*** Records for processing ***

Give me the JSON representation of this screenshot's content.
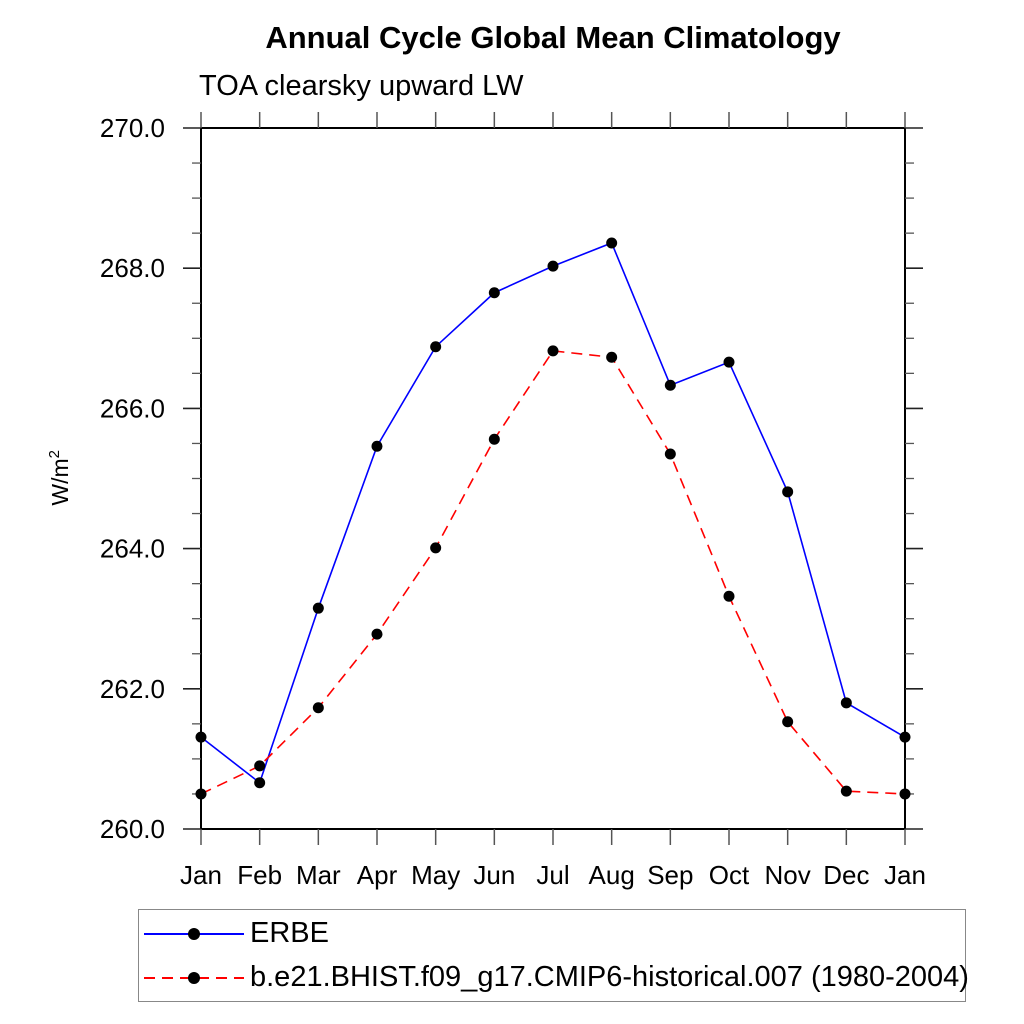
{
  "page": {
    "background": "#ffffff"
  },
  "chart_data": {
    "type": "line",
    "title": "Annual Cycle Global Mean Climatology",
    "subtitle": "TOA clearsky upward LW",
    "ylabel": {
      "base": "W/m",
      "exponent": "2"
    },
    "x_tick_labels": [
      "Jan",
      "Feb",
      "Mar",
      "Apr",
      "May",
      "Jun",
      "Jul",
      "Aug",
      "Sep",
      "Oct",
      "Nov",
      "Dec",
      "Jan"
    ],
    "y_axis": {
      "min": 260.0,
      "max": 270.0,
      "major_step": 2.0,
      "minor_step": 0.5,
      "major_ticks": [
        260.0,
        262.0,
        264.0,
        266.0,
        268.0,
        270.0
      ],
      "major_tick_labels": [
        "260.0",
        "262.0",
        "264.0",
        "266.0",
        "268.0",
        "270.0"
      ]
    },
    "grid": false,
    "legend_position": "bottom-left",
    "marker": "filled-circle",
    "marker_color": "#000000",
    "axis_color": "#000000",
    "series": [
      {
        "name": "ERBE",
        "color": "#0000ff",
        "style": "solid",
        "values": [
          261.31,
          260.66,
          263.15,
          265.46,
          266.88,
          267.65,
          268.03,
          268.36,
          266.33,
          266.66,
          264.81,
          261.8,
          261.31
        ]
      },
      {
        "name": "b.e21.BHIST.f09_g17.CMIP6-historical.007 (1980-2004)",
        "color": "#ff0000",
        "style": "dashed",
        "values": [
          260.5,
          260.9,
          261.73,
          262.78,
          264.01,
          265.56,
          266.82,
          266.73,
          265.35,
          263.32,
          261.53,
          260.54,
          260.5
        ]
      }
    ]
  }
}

***
*** Records for processing ***

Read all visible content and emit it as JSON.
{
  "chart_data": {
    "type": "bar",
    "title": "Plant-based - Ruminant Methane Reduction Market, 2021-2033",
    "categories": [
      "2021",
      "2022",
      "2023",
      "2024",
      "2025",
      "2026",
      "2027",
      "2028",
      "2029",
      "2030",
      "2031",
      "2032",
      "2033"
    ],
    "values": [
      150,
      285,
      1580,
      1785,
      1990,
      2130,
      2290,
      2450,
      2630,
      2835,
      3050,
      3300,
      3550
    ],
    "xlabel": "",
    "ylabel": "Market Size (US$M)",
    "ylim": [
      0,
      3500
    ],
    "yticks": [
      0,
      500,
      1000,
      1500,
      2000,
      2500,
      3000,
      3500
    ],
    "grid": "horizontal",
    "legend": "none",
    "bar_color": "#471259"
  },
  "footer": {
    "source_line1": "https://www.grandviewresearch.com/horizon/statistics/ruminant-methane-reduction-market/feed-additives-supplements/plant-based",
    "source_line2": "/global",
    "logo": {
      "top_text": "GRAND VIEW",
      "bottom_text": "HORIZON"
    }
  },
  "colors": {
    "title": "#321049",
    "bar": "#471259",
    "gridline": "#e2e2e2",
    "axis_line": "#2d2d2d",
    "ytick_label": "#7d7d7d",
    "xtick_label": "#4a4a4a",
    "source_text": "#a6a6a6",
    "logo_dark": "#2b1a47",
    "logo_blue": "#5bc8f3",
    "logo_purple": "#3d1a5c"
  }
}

***

Given request:
Copy out every line in the listing where the word "name" appears.

Solution to this exercise:
        "name": "ERBE",
        "name": "b.e21.BHIST.f09_g17.CMIP6-historical.007 (1980-2004)",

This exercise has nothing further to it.